Give the number of lines holding the string "Price" and nothing more.

Dataset items:
— Start —

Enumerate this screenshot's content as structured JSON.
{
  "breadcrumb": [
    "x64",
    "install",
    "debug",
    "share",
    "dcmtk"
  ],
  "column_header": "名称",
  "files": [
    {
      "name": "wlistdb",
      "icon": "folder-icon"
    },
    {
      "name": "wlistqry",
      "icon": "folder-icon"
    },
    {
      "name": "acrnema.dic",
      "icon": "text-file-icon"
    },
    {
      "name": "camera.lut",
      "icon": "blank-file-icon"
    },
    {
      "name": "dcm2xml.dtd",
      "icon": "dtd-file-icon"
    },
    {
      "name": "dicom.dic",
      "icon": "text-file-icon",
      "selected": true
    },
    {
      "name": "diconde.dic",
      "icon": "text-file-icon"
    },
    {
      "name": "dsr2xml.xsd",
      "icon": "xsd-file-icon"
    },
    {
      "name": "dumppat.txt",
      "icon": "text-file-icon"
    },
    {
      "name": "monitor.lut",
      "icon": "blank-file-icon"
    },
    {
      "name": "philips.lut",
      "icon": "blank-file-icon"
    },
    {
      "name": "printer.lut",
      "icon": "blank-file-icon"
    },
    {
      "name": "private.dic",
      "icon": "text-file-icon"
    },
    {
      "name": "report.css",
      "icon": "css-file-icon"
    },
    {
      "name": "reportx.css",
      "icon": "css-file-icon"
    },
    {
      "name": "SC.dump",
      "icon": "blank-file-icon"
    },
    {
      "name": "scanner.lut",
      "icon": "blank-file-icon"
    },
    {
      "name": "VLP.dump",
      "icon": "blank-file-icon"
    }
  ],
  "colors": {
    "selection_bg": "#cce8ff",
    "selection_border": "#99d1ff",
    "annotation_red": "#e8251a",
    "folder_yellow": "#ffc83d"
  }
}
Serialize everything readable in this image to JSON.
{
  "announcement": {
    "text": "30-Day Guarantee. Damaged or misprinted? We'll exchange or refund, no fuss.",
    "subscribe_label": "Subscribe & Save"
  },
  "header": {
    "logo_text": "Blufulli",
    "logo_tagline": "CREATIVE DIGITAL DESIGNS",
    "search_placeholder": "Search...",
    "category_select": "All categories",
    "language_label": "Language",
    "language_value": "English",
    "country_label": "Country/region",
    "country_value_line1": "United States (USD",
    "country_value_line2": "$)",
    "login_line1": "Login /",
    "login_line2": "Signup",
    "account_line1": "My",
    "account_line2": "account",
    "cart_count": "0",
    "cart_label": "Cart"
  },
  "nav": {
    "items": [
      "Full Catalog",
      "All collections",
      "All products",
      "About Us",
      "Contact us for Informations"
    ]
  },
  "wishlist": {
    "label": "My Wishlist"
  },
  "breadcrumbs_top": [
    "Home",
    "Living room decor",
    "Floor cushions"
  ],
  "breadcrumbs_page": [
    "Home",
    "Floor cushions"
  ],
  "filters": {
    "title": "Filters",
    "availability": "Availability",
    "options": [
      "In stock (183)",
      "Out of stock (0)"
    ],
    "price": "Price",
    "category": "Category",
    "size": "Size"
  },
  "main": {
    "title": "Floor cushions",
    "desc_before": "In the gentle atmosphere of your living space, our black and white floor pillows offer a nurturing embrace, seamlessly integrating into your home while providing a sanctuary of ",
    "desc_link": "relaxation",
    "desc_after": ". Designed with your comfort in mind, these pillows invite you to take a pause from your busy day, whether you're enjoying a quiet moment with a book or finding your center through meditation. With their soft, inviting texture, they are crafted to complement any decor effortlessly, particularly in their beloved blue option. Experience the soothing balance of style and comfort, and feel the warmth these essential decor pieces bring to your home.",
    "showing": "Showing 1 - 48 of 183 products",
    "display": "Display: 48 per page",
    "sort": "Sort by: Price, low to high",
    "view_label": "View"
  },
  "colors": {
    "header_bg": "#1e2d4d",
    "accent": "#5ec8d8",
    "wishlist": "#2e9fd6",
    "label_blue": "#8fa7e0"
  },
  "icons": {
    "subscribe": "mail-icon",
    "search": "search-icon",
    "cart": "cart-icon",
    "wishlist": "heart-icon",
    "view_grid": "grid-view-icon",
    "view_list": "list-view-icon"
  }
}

— End —

- _Exercise response_: 2